- **Source material**:
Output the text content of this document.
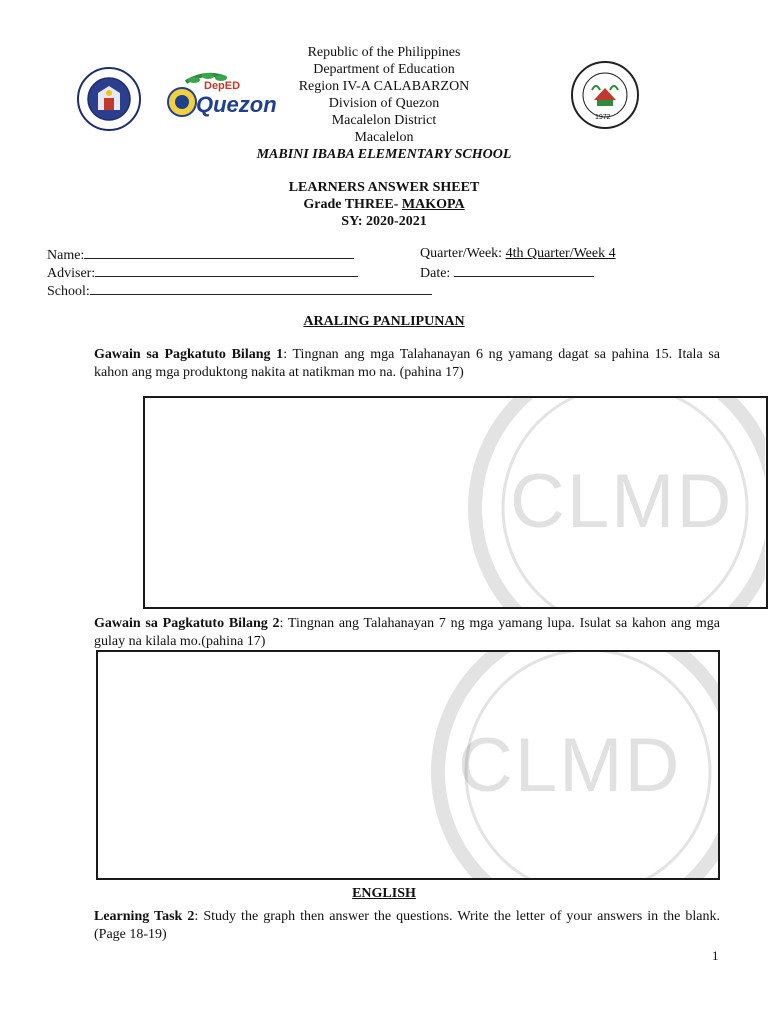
DepED
Quezon
1972
Republic of the Philippines
Department of Education
Region IV-A CALABARZON
Division of Quezon
Macalelon District
Macalelon
MABINI IBABA ELEMENTARY SCHOOL
LEARNERS ANSWER SHEET
Grade THREE- MAKOPA
SY: 2020-2021
Name:
Adviser:
School:
Quarter/Week: 4th Quarter/Week 4
Date:
ARALING PANLIPUNAN
Gawain sa Pagkatuto Bilang 1: Tingnan ang mga Talahanayan 6 ng yamang dagat sa pahina 15. Itala sa kahon ang mga produktong nakita at natikman mo na. (pahina 17)
CLMD
Gawain sa Pagkatuto Bilang 2: Tingnan ang Talahanayan 7 ng mga yamang lupa. Isulat sa kahon ang mga gulay na kilala mo.(pahina 17)
CLMD
ENGLISH
Learning Task 2: Study the graph then answer the questions. Write the letter of your answers in the blank. (Page 18-19)
1
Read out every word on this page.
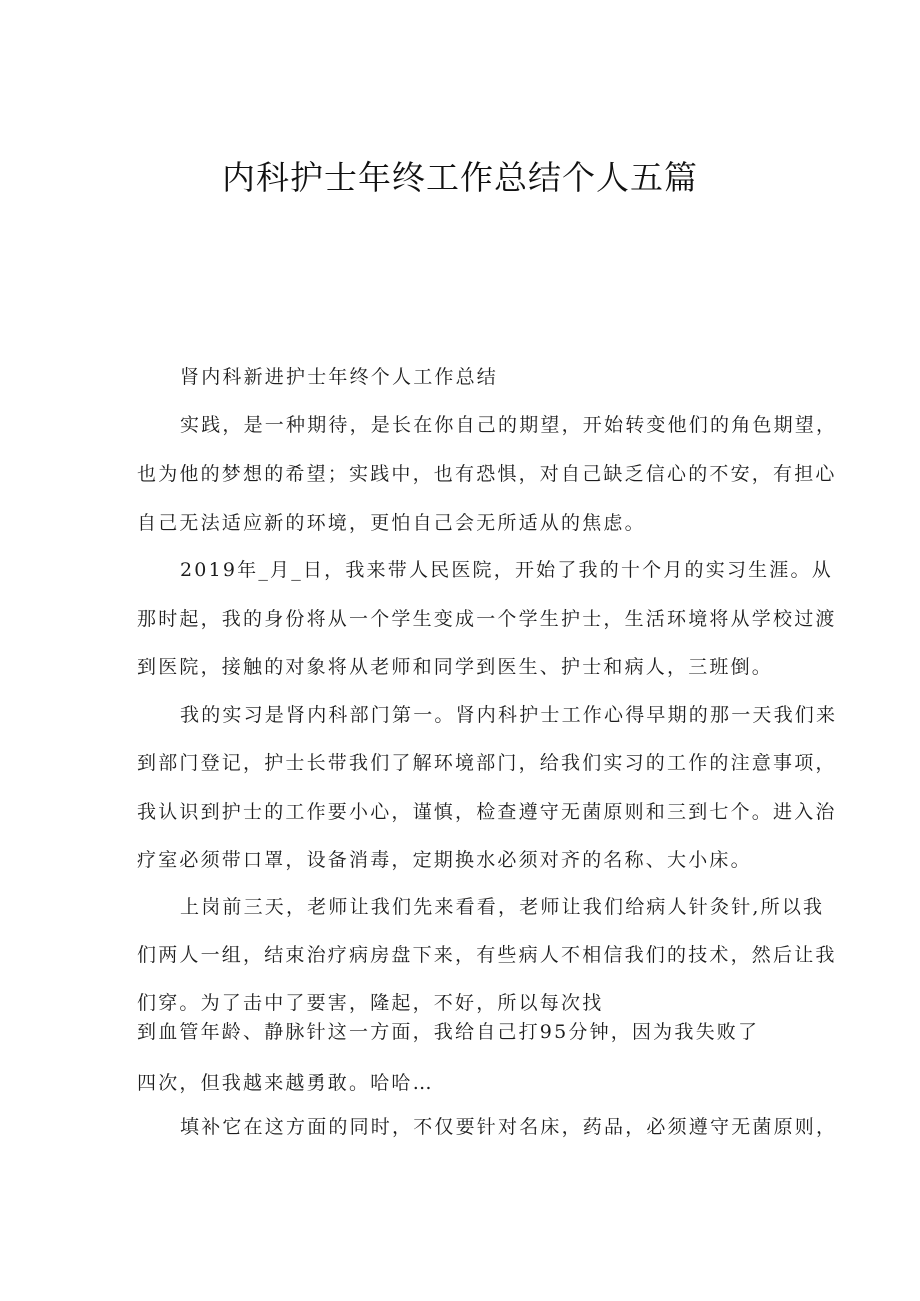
内科护士年终工作总结个人五篇
肾内科新进护士年终个人工作总结
实践，是一种期待，是长在你自己的期望，开始转变他们的角色期望，
也为他的梦想的希望；实践中，也有恐惧，对自己缺乏信心的不安，有担心
自己无法适应新的环境，更怕自己会无所适从的焦虑。
2019年_月_日，我来带人民医院，开始了我的十个月的实习生涯。从
那时起，我的身份将从一个学生变成一个学生护士，生活环境将从学校过渡
到医院，接触的对象将从老师和同学到医生、护士和病人，三班倒。
我的实习是肾内科部门第一。肾内科护士工作心得早期的那一天我们来
到部门登记，护士长带我们了解环境部门，给我们实习的工作的注意事项，
我认识到护士的工作要小心，谨慎，检查遵守无菌原则和三到七个。进入治
疗室必须带口罩，设备消毒，定期换水必须对齐的名称、大小床。
上岗前三天，老师让我们先来看看，老师让我们给病人针灸针,所以我
们两人一组，结束治疗病房盘下来，有些病人不相信我们的技术，然后让我
们穿。为了击中了要害，隆起，不好，所以每次找
到血管年龄、静脉针这一方面，我给自己打95分钟，因为我失败了
四次，但我越来越勇敢。哈哈…
填补它在这方面的同时，不仅要针对名床，药品，必须遵守无菌原则，
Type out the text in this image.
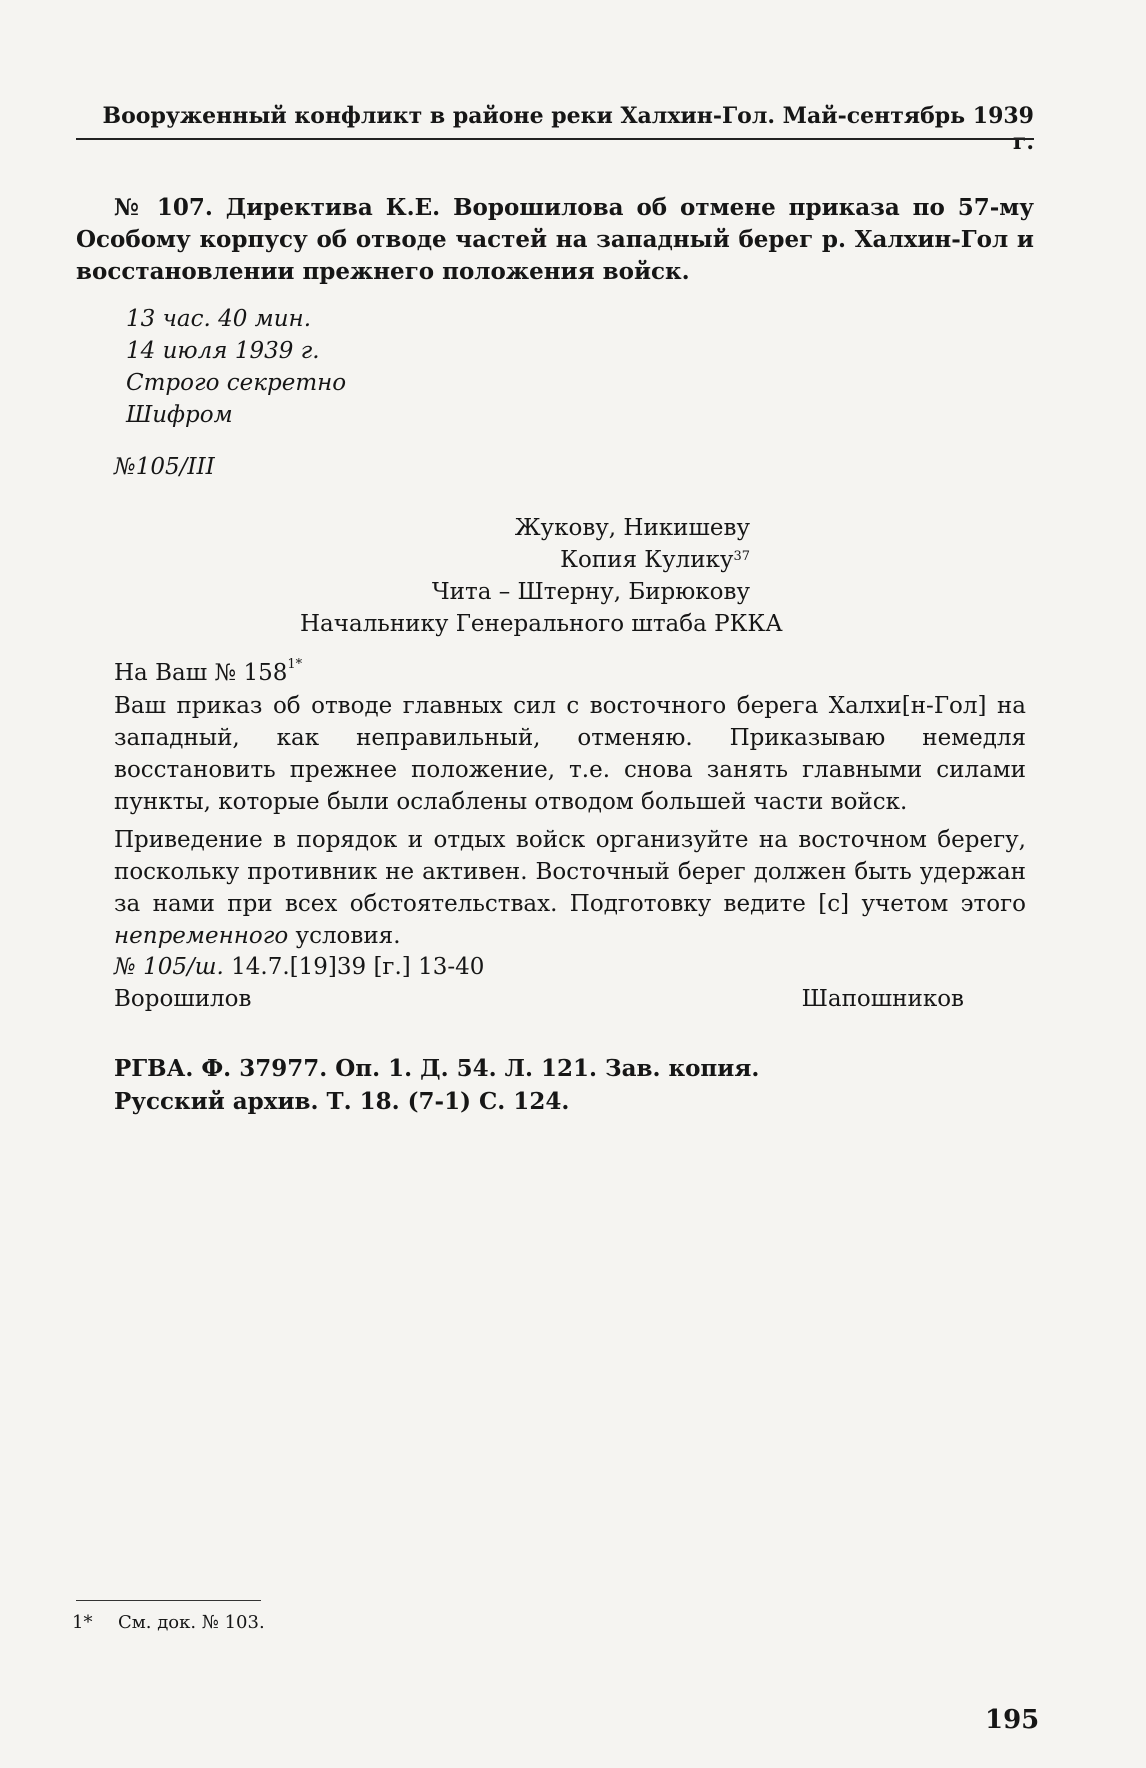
Вооруженный конфликт в районе реки Халхин-Гол. Май-сентябрь 1939 г.
№ 107. Директива К.Е. Ворошилова об отмене приказа по 57-му Особому корпусу об отводе частей на западный берег р. Халхин-Гол и восстановлении прежнего положения войск.
13 час. 40 мин.
14 июля 1939 г.
Строго секретно
Шифром
№105/III
Жукову, Никишеву
Копия Кулику$^{37}$
Чита – Штерну, Бирюкову
Начальнику Генерального штаба РККА
На Ваш № $158^{1*}$

Ваш приказ об отводе главных сил с восточного берега Халхи[н-Гол] на западный, как неправильный, отменяю. Приказываю немедля восстановить прежнее положение, т.е. снова занять главными силами пункты, которые были ослаблены отводом большей части войск.

Приведение в порядок и отдых войск организуйте на восточном берегу, поскольку противник не активен. Восточный берег должен быть удержан за нами при всех обстоятельствах. Подготовку ведите [с] учетом этого непременного условия.

№ 105/ш. 14.7.[19]39 [г.] 13-40
Ворошилов	Шапошников
РГВА. Ф. 37977. Оп. 1. Д. 54. Л. 121. Зав. копия.
Русский архив. Т. 18. (7-1) С. 124.
1* См. док. № 103.
195
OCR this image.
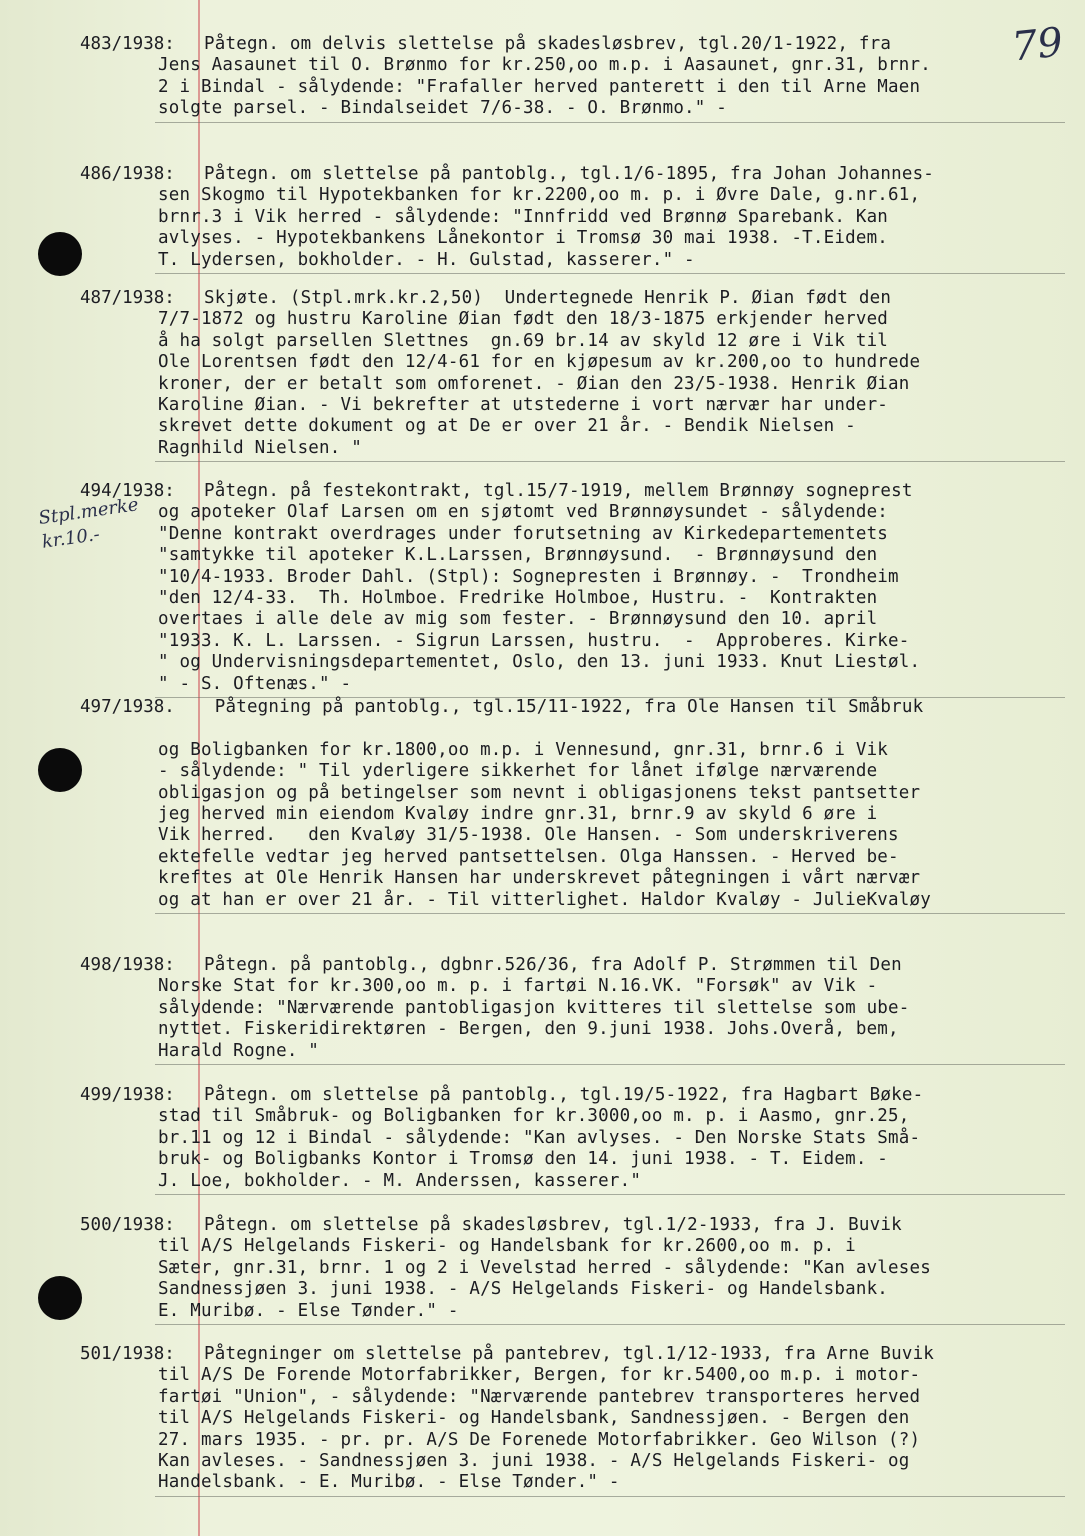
79
Stpl.merke
kr.10.-
483/1938: Påtegn. om delvis slettelse på skadesløsbrev, tgl.20/1-1922, fra
Jens Aasaunet til O. Brønmo for kr.250,oo m.p. i Aasaunet, gnr.31, brnr.
2 i Bindal - sålydende: "Frafaller herved panterett i den til Arne Maen
solgte parsel. - Bindalseidet 7/6-38. - O. Brønmo." -
486/1938: Påtegn. om slettelse på pantoblg., tgl.1/6-1895, fra Johan Johannes-
sen Skogmo til Hypotekbanken for kr.2200,oo m. p. i Øvre Dale, g.nr.61,
brnr.3 i Vik herred - sålydende: "Innfridd ved Brønnø Sparebank. Kan
avlyses. - Hypotekbankens Lånekontor i Tromsø 30 mai 1938. -T.Eidem.
T. Lydersen, bokholder. - H. Gulstad, kasserer." -
487/1938: Skjøte. (Stpl.mrk.kr.2,50)  Undertegnede Henrik P. Øian født den
7/7-1872 og hustru Karoline Øian født den 18/3-1875 erkjender herved
å ha solgt parsellen Slettnes  gn.69 br.14 av skyld 12 øre i Vik til
Ole Lorentsen født den 12/4-61 for en kjøpesum av kr.200,oo to hundrede
kroner, der er betalt som omforenet. - Øian den 23/5-1938. Henrik Øian
Karoline Øian. - Vi bekrefter at utstederne i vort nærvær har under-
skrevet dette dokument og at De er over 21 år. - Bendik Nielsen -
Ragnhild Nielsen. "
494/1938: Påtegn. på festekontrakt, tgl.15/7-1919, mellem Brønnøy sogneprest
og apoteker Olaf Larsen om en sjøtomt ved Brønnøysundet - sålydende:
"Denne kontrakt overdrages under forutsetning av Kirkedepartementets
"samtykke til apoteker K.L.Larssen, Brønnøysund.  - Brønnøysund den
"10/4-1933. Broder Dahl. (Stpl): Sognepresten i Brønnøy. -  Trondheim
"den 12/4-33.  Th. Holmboe. Fredrike Holmboe, Hustru. -  Kontrakten
overtaes i alle dele av mig som fester. - Brønnøysund den 10. april
"1933. K. L. Larssen. - Sigrun Larssen, hustru.  -  Approberes. Kirke-
" og Undervisningsdepartementet, Oslo, den 13. juni 1933. Knut Liestøl.
" - S. Oftenæs." -
497/1938. Påtegning på pantoblg., tgl.15/11-1922, fra Ole Hansen til Småbruk
og Boligbanken for kr.1800,oo m.p. i Vennesund, gnr.31, brnr.6 i Vik
- sålydende: " Til yderligere sikkerhet for lånet ifølge nærværende
obligasjon og på betingelser som nevnt i obligasjonens tekst pantsetter
jeg herved min eiendom Kvaløy indre gnr.31, brnr.9 av skyld 6 øre i
Vik herred.   den Kvaløy 31/5-1938. Ole Hansen. - Som underskriverens
ektefelle vedtar jeg herved pantsettelsen. Olga Hanssen. - Herved be-
kreftes at Ole Henrik Hansen har underskrevet påtegningen i vårt nærvær
og at han er over 21 år. - Til vitterlighet. Haldor Kvaløy - JulieKvaløy
498/1938: Påtegn. på pantoblg., dgbnr.526/36, fra Adolf P. Strømmen til Den
Norske Stat for kr.300,oo m. p. i fartøi N.16.VK. "Forsøk" av Vik -
sålydende: "Nærværende pantobligasjon kvitteres til slettelse som ube-
nyttet. Fiskeridirektøren - Bergen, den 9.juni 1938. Johs.Overå, bem,
Harald Rogne. "
499/1938: Påtegn. om slettelse på pantoblg., tgl.19/5-1922, fra Hagbart Bøke-
stad til Småbruk- og Boligbanken for kr.3000,oo m. p. i Aasmo, gnr.25,
br.11 og 12 i Bindal - sålydende: "Kan avlyses. - Den Norske Stats Små-
bruk- og Boligbanks Kontor i Tromsø den 14. juni 1938. - T. Eidem. -
J. Loe, bokholder. - M. Anderssen, kasserer."
500/1938: Påtegn. om slettelse på skadesløsbrev, tgl.1/2-1933, fra J. Buvik
til A/S Helgelands Fiskeri- og Handelsbank for kr.2600,oo m. p. i
Sæter, gnr.31, brnr. 1 og 2 i Vevelstad herred - sålydende: "Kan avleses
Sandnessjøen 3. juni 1938. - A/S Helgelands Fiskeri- og Handelsbank.
E. Muribø. - Else Tønder." -
501/1938: Påtegninger om slettelse på pantebrev, tgl.1/12-1933, fra Arne Buvik
til A/S De Forende Motorfabrikker, Bergen, for kr.5400,oo m.p. i motor-
fartøi "Union", - sålydende: "Nærværende pantebrev transporteres herved
til A/S Helgelands Fiskeri- og Handelsbank, Sandnessjøen. - Bergen den
27. mars 1935. - pr. pr. A/S De Forenede Motorfabrikker. Geo Wilson (?)
Kan avleses. - Sandnessjøen 3. juni 1938. - A/S Helgelands Fiskeri- og
Handelsbank. - E. Muribø. - Else Tønder." -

- **Required task**:
In the entries above, identify every line with the string "Nielsen".

- **Complete output**:
skrevet dette dokument og at De er over 21 år. - Bendik Nielsen -
Ragnhild Nielsen. "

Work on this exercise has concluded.